Begin
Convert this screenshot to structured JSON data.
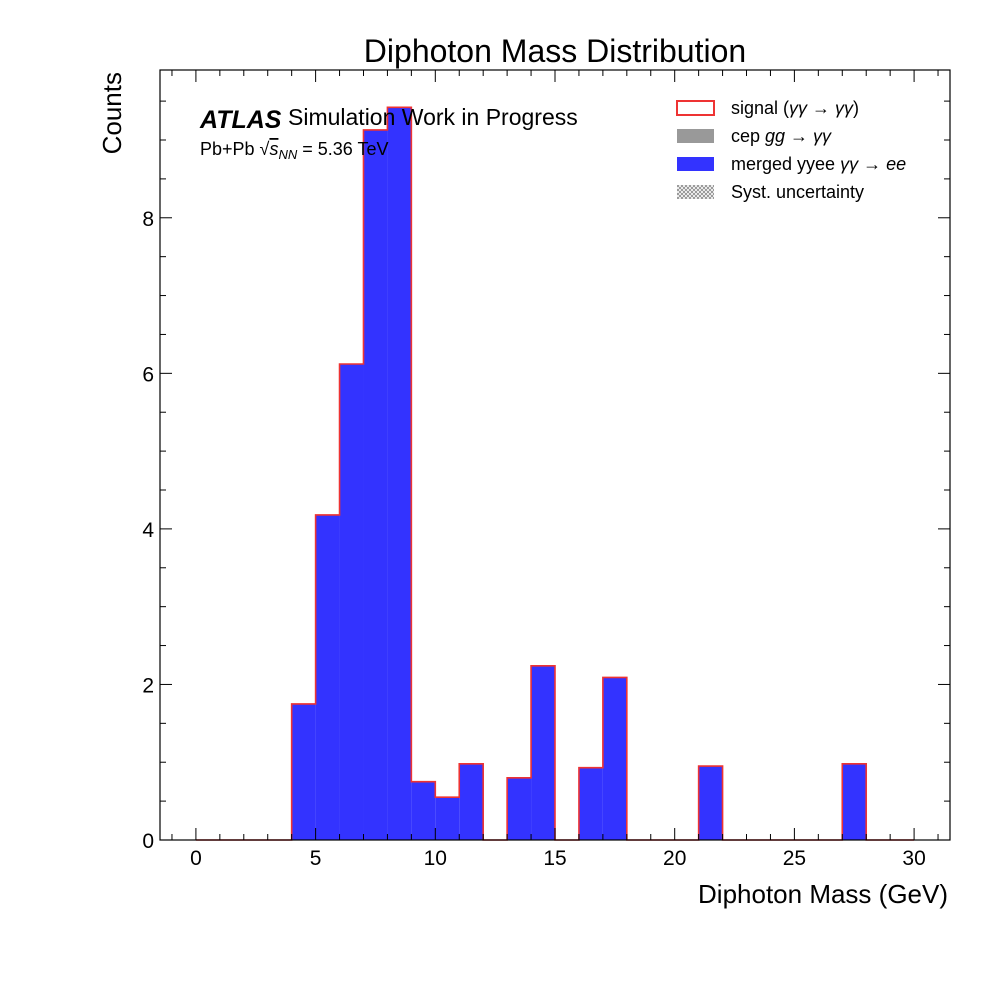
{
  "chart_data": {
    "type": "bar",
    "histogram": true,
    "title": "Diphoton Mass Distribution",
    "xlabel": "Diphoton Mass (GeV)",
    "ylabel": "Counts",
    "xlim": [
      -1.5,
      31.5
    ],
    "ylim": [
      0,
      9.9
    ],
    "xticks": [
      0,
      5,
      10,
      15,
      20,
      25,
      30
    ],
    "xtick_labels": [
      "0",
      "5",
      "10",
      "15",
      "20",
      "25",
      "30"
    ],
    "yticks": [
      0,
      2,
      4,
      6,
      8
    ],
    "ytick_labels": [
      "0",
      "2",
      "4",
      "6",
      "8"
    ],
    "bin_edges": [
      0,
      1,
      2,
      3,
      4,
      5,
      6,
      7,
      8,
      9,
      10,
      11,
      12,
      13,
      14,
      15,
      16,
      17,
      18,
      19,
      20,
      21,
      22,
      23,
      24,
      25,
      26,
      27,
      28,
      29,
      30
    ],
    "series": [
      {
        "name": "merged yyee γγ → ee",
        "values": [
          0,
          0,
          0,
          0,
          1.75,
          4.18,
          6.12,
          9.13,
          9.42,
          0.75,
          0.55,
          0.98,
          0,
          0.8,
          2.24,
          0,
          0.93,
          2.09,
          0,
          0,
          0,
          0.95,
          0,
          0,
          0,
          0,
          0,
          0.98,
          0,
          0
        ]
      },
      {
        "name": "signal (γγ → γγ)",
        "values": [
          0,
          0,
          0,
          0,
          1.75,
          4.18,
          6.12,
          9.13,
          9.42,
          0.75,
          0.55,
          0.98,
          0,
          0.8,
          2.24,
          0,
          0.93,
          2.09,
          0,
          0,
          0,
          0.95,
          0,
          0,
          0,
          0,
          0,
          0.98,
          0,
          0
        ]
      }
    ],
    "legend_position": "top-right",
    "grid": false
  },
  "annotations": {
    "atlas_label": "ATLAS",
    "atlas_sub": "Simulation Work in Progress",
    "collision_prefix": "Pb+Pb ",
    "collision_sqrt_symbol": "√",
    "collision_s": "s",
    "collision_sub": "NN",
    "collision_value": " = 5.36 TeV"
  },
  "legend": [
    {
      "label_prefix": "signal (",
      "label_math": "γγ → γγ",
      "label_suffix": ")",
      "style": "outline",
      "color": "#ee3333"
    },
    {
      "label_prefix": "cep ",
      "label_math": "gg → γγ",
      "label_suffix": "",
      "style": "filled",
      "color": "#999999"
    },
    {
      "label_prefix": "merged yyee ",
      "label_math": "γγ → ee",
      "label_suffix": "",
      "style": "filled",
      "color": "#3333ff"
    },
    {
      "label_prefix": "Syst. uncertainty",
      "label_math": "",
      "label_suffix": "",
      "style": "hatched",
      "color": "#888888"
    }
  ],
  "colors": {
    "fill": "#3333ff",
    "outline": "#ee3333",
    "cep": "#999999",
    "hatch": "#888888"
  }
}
End
Begin
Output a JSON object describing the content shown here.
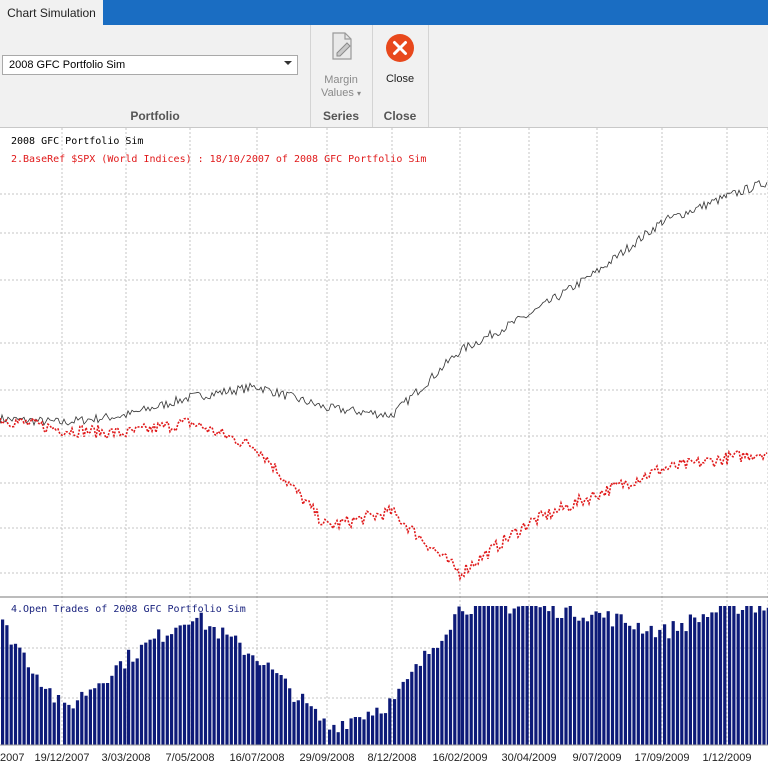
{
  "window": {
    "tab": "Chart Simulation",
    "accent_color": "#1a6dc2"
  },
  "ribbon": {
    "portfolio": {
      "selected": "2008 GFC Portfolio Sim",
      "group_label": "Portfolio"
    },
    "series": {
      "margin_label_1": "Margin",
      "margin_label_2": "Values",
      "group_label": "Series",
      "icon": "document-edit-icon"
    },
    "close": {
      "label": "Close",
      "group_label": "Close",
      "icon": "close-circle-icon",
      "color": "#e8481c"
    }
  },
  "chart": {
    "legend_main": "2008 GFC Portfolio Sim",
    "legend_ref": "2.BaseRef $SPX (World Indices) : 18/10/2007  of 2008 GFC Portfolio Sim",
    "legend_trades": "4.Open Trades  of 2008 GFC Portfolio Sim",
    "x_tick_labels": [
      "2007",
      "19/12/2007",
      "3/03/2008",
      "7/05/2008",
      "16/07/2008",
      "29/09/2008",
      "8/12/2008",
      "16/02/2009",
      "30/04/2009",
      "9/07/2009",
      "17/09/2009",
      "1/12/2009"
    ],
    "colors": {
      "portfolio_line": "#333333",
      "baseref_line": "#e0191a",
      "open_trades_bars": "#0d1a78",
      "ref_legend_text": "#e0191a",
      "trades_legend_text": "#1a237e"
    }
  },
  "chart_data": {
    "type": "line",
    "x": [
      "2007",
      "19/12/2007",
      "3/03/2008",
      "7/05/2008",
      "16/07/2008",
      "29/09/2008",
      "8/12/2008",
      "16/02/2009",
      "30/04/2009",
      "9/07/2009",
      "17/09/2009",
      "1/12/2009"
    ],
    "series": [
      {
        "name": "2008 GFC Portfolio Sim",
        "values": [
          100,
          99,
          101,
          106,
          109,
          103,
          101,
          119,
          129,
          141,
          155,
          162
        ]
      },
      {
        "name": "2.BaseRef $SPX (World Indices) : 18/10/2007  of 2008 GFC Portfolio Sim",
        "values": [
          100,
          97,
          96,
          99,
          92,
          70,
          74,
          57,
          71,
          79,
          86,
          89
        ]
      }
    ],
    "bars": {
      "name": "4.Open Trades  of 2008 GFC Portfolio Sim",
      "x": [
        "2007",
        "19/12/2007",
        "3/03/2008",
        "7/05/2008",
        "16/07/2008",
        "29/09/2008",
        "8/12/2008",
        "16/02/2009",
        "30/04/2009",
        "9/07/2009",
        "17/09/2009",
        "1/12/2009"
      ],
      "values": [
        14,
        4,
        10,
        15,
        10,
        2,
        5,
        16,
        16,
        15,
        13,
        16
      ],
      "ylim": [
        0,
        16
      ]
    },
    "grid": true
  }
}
End
• [What you have to do]:
Pick out each line above that includes "World" and show it.

• [Output of the exercise]:
    "legend_ref": "2.BaseRef $SPX (World Indices) : 18/10/2007  of 2008 GFC Portfolio Sim",
        "name": "2.BaseRef $SPX (World Indices) : 18/10/2007  of 2008 GFC Portfolio Sim",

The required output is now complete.